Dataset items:
»»
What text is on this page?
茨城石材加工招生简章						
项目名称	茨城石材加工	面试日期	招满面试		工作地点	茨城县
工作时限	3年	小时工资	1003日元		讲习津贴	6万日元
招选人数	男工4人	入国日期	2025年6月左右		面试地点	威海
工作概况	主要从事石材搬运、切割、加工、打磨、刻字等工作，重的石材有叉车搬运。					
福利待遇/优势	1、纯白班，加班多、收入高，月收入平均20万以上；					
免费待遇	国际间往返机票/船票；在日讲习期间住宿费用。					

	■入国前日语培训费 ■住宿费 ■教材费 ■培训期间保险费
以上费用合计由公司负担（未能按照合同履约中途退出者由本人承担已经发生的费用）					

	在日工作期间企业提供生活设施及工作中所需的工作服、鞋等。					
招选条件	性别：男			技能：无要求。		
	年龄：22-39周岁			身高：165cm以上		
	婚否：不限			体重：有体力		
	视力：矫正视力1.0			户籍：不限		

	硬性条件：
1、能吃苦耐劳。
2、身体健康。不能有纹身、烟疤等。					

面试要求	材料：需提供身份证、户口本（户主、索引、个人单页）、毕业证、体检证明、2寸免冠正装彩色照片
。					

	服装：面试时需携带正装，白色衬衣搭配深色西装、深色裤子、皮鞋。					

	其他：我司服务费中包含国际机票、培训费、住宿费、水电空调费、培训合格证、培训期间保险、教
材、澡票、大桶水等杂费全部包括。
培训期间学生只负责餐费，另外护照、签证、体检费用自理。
««
»»
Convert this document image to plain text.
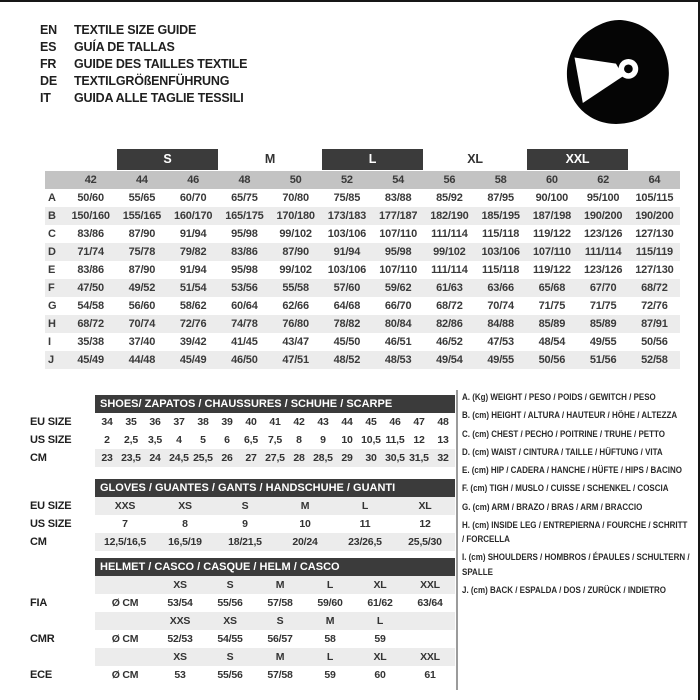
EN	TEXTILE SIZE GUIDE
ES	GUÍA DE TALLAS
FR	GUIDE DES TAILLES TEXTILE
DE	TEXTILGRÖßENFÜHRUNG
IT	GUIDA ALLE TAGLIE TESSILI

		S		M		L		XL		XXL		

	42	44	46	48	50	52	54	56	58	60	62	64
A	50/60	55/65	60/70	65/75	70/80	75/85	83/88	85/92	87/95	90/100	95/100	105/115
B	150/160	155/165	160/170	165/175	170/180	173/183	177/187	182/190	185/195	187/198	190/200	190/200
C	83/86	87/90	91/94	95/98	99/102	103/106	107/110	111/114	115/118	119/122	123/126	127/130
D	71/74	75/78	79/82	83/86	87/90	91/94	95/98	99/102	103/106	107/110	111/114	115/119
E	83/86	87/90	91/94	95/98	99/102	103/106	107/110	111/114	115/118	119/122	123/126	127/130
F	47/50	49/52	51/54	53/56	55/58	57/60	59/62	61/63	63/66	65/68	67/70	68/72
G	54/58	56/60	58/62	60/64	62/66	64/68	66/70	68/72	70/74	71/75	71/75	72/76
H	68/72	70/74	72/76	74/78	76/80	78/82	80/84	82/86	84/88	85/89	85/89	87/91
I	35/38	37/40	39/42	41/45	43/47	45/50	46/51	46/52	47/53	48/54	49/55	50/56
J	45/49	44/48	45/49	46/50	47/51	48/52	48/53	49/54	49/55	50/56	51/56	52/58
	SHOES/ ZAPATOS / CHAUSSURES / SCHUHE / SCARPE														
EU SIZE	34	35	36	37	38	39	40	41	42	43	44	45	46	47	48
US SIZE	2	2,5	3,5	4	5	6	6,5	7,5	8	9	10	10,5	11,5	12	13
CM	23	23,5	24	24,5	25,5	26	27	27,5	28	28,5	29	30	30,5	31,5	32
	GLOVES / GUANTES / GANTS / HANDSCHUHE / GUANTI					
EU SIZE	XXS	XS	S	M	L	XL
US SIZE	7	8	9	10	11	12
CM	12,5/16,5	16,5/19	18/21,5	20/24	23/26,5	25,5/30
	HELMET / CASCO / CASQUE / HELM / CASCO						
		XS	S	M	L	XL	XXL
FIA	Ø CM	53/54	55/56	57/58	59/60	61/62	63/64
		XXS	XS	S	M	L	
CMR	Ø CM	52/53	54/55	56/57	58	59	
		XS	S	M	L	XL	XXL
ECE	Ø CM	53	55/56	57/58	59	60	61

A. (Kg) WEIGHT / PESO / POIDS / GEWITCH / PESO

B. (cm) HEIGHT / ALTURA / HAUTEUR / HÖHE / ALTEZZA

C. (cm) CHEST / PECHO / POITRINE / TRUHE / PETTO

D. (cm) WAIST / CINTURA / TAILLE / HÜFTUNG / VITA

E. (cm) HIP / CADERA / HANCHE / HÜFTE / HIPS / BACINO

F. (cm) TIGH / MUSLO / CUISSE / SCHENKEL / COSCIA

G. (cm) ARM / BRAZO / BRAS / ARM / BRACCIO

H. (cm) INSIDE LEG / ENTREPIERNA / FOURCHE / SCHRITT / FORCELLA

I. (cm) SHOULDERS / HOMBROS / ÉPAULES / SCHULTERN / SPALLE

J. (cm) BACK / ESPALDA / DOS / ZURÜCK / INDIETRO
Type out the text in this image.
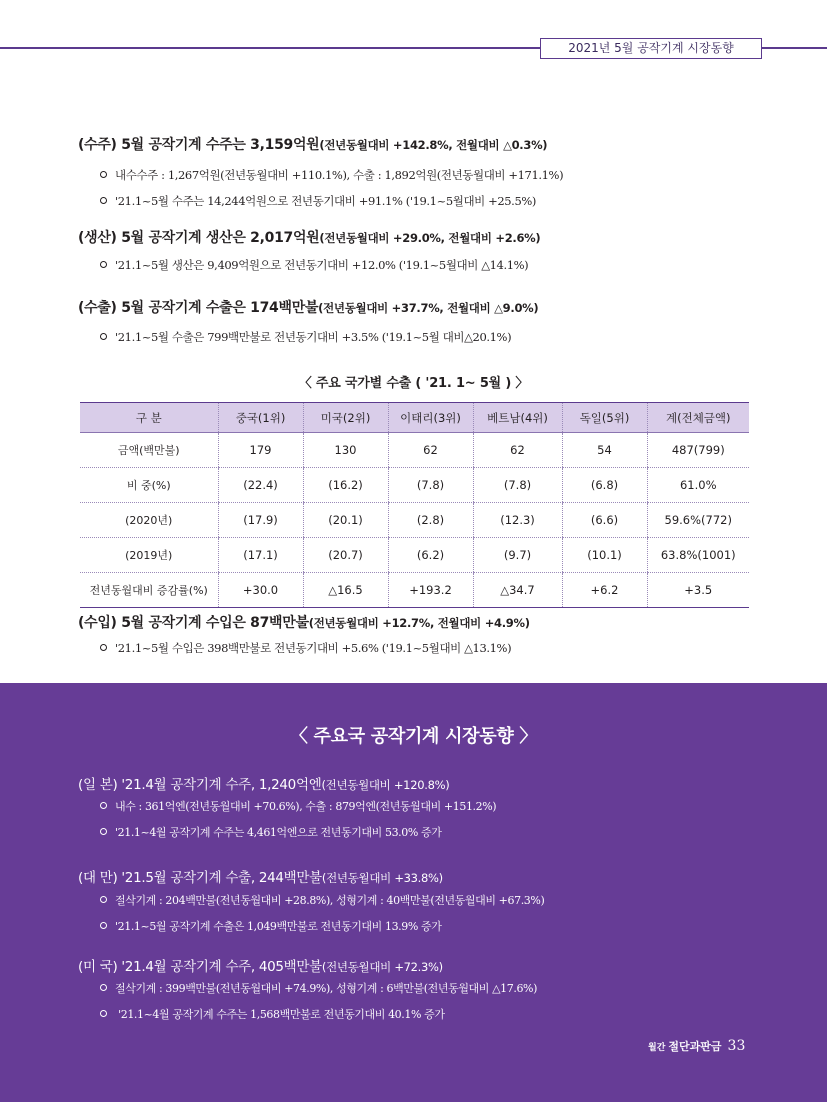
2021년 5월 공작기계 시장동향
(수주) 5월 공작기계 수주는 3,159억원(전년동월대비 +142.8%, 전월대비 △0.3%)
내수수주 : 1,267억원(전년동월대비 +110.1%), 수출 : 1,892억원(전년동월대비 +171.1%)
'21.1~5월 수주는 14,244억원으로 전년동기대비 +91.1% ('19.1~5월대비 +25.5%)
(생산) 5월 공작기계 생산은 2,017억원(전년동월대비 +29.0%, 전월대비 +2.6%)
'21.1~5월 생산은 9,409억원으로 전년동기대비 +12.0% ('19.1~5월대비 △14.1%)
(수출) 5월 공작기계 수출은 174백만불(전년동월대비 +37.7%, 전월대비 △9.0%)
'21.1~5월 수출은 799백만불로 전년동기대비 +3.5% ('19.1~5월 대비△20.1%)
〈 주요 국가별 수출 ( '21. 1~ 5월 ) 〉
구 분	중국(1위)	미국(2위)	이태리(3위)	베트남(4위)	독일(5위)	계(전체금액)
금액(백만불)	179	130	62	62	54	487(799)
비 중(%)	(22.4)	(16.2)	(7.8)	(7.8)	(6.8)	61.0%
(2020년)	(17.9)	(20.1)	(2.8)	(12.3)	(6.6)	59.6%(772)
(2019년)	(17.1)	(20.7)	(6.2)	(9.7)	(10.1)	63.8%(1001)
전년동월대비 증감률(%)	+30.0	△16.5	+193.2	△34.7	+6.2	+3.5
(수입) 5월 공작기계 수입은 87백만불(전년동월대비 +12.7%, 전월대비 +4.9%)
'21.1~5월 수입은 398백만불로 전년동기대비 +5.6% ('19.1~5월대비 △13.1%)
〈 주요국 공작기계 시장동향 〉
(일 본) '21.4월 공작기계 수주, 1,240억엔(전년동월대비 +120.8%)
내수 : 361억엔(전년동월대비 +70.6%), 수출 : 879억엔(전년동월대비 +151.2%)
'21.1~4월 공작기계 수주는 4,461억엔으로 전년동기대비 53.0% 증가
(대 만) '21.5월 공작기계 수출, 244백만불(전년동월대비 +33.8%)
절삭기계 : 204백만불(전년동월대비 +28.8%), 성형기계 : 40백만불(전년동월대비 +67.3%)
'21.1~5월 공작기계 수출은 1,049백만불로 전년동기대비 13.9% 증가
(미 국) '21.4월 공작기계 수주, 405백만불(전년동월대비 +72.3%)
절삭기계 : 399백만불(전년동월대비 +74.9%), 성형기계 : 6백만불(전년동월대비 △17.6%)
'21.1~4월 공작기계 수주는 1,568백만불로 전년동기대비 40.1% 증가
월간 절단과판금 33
««
REQUEST: Copy every line from the entries that contains the word "SIZE".

SOLUTION BELOW:
EN	TEXTILE SIZE GUIDE
EU SIZE	34	35	36	37	38	39	40	41	42	43	44	45	46	47	48
US SIZE	2	2,5	3,5	4	5	6	6,5	7,5	8	9	10	10,5	11,5	12	13
EU SIZE	XXS	XS	S	M	L	XL
US SIZE	7	8	9	10	11	12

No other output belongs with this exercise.